→ Instructions to follow: Each line of the data that includes the string "xlabel" is to be copied out.

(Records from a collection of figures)
──────────────────────────────

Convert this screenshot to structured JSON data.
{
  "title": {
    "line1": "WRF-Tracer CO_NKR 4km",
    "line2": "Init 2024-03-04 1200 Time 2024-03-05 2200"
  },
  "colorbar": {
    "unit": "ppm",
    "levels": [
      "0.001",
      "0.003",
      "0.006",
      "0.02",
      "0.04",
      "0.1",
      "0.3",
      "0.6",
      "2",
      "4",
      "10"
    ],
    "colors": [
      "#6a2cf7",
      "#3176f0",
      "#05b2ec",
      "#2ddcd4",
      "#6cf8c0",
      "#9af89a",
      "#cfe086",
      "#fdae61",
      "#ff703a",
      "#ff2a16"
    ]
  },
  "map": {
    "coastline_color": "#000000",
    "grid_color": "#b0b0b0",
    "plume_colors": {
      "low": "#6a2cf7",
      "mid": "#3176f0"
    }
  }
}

──────────────────────────────

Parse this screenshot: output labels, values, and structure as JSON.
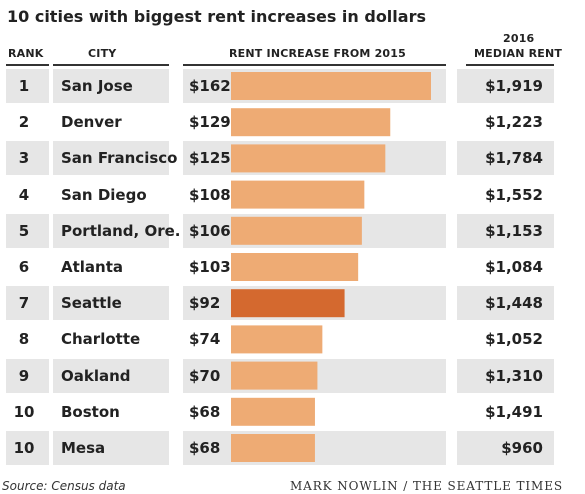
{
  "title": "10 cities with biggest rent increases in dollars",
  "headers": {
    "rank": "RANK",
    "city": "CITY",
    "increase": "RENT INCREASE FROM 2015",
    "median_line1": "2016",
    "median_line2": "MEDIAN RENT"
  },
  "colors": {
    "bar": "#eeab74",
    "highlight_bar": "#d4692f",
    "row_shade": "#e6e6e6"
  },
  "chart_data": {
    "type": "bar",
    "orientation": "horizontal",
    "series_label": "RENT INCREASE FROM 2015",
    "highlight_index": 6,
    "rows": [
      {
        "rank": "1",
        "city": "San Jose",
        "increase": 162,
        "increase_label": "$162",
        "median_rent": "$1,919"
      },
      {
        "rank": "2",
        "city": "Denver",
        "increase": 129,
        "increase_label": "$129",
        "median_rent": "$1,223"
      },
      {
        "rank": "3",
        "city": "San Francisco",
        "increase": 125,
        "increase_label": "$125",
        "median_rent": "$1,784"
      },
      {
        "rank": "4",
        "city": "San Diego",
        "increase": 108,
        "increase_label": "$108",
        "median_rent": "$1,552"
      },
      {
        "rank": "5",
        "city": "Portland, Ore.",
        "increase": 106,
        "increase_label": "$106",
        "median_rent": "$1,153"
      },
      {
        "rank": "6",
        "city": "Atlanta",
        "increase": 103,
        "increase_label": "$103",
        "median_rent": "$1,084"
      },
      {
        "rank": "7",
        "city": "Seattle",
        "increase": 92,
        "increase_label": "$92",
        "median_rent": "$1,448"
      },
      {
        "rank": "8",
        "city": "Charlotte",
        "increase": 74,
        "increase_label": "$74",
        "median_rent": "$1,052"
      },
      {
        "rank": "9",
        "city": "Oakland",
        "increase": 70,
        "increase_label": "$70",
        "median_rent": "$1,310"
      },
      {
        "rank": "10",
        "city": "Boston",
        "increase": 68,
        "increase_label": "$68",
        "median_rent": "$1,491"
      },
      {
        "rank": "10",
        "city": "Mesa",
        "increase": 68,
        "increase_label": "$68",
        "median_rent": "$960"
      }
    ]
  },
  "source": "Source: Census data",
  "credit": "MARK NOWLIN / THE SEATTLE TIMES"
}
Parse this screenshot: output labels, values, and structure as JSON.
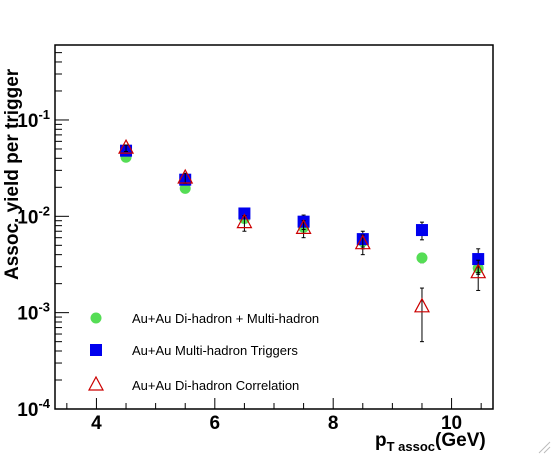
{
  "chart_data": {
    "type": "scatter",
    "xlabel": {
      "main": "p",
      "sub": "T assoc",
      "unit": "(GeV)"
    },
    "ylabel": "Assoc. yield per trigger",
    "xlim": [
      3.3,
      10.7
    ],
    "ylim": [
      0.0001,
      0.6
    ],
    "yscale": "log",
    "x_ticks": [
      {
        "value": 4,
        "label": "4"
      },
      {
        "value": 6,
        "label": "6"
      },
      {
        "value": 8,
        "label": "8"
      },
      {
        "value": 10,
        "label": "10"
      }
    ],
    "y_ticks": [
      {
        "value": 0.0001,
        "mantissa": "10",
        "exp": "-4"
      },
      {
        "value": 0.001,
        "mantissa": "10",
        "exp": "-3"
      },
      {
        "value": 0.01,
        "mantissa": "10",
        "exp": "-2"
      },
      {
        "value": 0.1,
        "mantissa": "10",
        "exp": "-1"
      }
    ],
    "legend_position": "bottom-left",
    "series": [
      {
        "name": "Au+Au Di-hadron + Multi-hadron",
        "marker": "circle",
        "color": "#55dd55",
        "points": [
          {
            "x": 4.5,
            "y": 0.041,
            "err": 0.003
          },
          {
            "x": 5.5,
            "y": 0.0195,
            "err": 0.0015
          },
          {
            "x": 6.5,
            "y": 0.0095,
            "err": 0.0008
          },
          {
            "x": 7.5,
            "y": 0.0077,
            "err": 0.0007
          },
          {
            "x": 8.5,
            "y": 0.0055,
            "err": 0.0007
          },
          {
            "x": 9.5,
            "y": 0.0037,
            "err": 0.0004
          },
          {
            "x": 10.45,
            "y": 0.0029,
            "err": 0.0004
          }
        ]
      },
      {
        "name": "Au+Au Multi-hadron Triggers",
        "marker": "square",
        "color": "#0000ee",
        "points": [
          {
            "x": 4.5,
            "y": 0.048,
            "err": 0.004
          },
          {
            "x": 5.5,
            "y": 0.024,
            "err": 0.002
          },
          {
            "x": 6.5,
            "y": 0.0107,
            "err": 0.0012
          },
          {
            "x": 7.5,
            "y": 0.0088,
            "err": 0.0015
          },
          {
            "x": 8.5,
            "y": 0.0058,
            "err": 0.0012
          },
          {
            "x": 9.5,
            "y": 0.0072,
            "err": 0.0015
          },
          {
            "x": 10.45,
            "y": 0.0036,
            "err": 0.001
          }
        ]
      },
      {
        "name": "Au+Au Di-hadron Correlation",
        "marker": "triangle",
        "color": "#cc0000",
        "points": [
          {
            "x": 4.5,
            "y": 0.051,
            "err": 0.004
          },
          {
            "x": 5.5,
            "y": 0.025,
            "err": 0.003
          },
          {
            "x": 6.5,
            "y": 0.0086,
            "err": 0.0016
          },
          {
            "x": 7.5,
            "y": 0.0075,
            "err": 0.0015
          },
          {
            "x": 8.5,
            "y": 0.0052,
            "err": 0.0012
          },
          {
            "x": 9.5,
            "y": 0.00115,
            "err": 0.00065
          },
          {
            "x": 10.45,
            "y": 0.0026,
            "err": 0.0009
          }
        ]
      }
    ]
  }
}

──────────────────────────────

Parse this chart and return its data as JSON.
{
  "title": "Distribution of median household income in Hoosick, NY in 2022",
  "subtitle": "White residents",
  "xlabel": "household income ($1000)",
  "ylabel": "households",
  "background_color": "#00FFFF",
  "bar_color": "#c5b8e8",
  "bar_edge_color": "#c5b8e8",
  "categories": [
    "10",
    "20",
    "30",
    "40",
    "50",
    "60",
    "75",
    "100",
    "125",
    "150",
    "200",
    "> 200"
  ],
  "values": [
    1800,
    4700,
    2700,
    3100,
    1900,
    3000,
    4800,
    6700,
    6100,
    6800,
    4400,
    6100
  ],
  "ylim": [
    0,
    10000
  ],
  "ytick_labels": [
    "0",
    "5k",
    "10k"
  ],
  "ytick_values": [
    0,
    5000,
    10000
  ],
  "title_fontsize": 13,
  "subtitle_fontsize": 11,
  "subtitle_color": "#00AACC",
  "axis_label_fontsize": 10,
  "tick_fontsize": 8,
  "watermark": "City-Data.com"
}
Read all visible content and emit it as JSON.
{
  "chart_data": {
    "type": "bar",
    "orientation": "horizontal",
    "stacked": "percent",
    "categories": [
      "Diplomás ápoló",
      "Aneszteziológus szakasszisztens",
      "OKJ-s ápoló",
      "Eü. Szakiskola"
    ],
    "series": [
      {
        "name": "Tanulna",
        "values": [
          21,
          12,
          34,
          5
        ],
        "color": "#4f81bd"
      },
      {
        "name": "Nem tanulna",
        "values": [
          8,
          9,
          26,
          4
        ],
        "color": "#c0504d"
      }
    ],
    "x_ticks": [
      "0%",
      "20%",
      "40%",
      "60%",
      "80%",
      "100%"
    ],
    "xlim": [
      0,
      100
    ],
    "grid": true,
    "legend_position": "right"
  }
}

──────────────────────────────

→ Full solution:
    "xlabel": {
  "xlabel": "household income ($1000)",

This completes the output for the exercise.